• _MATERIAL SUPPLIED_:
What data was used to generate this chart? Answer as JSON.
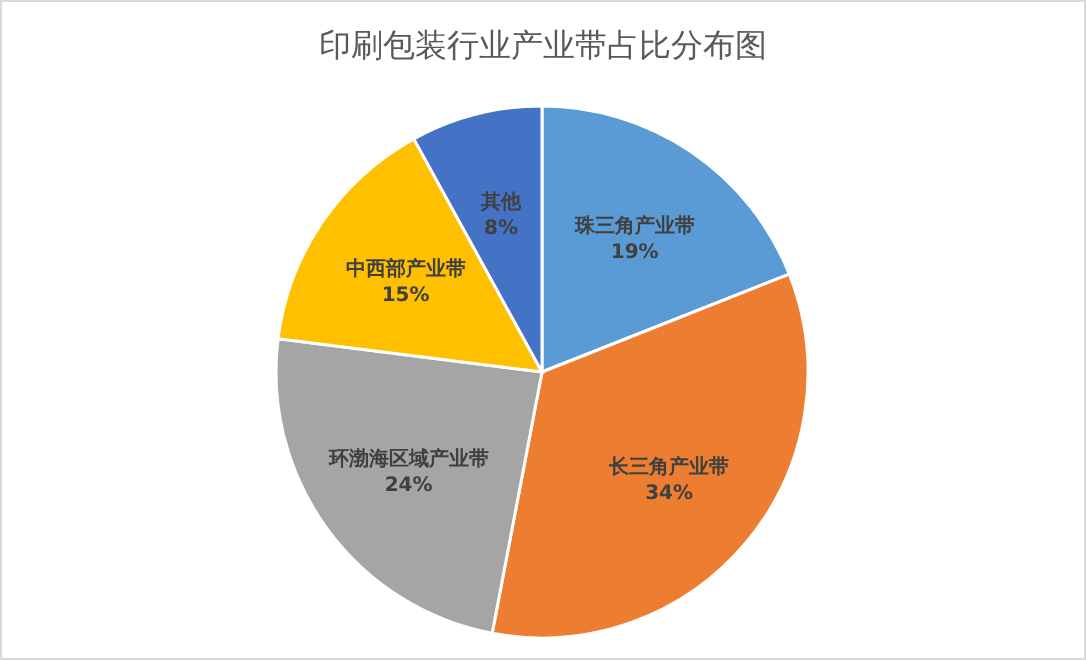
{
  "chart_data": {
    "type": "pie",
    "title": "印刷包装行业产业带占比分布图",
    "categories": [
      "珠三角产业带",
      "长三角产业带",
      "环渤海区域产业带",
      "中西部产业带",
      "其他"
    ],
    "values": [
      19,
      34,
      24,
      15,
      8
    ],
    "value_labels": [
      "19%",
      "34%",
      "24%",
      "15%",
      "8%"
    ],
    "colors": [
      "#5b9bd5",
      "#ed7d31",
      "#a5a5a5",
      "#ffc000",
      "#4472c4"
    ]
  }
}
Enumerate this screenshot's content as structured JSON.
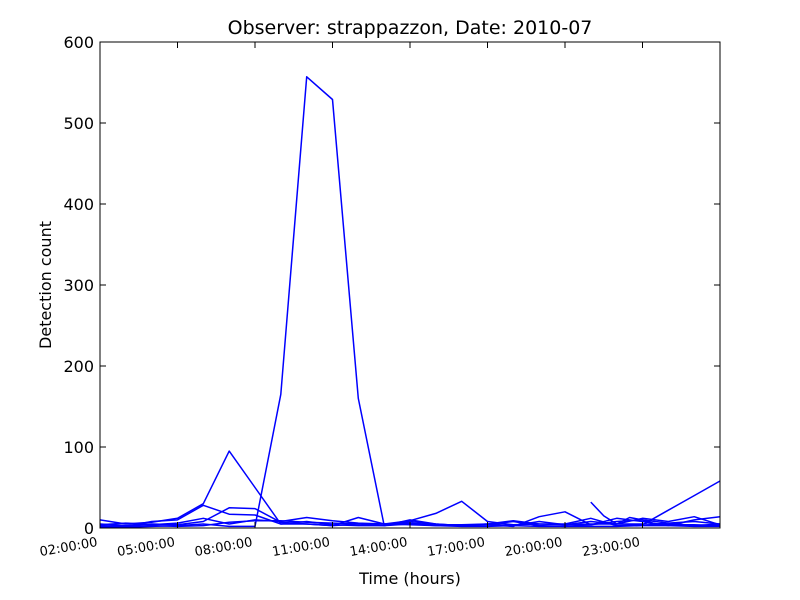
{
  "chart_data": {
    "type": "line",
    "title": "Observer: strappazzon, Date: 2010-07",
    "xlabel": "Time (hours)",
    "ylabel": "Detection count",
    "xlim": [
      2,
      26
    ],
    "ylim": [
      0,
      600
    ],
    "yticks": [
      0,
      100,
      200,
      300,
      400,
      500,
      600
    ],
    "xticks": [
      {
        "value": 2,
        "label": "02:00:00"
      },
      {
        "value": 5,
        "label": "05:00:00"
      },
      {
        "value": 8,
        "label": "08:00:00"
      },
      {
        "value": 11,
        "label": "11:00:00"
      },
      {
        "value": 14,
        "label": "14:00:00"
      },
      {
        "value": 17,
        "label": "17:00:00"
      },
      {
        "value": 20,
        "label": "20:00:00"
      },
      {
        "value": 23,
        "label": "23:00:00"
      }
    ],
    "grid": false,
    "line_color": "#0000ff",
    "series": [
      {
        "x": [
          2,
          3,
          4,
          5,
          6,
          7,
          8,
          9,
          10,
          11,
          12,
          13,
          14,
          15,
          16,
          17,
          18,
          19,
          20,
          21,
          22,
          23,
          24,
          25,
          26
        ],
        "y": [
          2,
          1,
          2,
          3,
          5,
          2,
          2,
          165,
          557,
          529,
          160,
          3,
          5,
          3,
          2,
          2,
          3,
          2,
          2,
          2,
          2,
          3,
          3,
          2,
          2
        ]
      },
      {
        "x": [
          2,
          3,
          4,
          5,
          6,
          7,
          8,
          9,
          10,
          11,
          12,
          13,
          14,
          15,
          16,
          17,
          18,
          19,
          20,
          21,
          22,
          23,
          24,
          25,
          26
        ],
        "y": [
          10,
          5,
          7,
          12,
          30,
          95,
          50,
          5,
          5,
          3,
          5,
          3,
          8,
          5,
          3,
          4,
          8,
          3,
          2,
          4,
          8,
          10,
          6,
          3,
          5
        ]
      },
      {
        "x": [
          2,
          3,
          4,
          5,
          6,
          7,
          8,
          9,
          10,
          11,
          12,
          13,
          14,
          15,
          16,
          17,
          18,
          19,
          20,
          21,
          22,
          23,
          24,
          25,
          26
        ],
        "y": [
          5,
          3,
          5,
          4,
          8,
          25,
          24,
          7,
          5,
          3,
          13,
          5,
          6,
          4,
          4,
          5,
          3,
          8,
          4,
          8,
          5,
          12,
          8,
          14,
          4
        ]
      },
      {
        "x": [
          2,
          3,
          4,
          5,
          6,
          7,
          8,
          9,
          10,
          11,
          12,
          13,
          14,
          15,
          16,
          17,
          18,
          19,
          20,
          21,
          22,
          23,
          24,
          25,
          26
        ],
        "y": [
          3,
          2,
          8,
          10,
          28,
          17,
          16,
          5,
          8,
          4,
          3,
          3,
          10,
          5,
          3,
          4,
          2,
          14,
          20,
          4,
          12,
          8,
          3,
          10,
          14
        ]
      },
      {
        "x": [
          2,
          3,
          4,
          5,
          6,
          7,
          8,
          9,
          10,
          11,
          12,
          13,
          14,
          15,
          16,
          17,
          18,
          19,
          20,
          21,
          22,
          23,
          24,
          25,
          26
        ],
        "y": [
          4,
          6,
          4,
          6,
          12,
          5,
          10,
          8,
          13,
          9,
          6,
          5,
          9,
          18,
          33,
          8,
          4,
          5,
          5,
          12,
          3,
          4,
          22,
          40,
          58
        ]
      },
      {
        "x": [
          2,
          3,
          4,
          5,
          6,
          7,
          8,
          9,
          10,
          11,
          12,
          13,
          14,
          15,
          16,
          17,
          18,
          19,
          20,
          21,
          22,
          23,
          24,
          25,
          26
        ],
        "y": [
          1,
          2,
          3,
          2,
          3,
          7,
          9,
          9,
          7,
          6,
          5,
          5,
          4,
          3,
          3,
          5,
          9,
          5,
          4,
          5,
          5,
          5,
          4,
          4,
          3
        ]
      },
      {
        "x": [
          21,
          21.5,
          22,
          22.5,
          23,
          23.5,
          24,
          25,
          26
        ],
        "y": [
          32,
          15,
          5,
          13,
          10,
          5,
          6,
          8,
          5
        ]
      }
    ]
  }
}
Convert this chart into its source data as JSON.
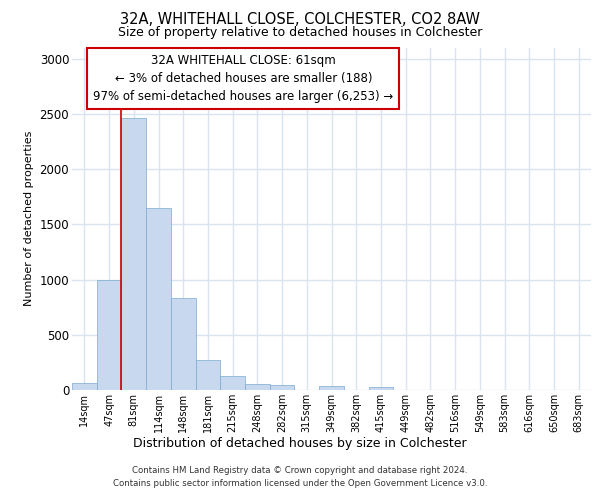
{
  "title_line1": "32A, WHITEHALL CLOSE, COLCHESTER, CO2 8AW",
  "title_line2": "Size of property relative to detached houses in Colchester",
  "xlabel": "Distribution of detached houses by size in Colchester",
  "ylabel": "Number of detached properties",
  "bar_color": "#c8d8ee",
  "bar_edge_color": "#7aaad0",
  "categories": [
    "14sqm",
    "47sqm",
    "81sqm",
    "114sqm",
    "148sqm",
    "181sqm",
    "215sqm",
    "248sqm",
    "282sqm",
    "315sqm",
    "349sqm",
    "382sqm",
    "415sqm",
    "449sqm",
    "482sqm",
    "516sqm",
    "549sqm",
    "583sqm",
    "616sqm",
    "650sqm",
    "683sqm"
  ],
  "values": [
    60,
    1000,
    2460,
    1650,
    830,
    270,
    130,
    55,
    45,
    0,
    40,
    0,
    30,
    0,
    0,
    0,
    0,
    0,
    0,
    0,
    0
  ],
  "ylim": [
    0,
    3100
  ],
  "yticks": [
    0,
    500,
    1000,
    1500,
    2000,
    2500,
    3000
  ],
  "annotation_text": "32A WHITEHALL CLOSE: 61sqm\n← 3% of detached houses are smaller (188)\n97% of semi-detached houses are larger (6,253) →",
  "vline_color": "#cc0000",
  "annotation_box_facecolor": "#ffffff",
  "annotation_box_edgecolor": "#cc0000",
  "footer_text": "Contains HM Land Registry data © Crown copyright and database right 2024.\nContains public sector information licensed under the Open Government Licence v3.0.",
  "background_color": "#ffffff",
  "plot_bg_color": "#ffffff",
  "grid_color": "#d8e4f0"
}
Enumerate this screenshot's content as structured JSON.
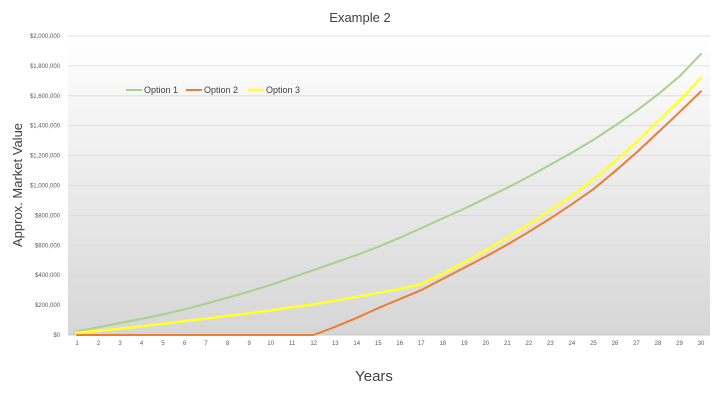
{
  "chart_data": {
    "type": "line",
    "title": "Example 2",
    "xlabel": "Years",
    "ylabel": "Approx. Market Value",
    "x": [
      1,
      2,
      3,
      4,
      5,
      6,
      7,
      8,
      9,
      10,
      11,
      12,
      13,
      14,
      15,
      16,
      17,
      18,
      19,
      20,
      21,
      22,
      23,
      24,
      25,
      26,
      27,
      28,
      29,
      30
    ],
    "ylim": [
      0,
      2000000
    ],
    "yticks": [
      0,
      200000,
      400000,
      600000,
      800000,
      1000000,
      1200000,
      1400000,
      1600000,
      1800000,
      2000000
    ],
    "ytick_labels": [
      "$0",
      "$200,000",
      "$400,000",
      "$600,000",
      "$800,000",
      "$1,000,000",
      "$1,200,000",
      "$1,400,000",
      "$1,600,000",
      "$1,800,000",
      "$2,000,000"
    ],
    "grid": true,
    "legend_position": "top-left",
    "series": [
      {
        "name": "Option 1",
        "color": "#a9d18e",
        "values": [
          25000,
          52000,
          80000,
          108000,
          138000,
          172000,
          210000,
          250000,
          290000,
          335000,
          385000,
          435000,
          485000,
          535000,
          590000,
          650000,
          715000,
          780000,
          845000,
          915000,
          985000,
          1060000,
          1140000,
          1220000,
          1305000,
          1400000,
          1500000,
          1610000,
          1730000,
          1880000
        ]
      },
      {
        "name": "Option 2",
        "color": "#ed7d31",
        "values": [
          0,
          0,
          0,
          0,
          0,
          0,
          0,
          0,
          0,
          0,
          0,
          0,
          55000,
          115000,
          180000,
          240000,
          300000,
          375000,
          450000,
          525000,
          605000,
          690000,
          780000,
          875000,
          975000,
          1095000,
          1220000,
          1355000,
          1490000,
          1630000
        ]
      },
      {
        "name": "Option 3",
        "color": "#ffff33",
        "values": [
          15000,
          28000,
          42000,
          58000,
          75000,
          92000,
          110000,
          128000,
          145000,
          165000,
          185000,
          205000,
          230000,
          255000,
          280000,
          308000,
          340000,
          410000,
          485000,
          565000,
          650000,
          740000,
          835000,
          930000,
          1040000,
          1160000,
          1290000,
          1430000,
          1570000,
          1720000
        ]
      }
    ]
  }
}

• _REQUIRED TASK_: Using the records above, pull out each line where the word "this" occurs.

• _SOLVED EXERCISE_:
What data was used to generate this chart? Answer as JSON.
Enumerate this screenshot's content as structured JSON.
Convert this chart into its source data as JSON.
Enumerate this screenshot's content as structured JSON.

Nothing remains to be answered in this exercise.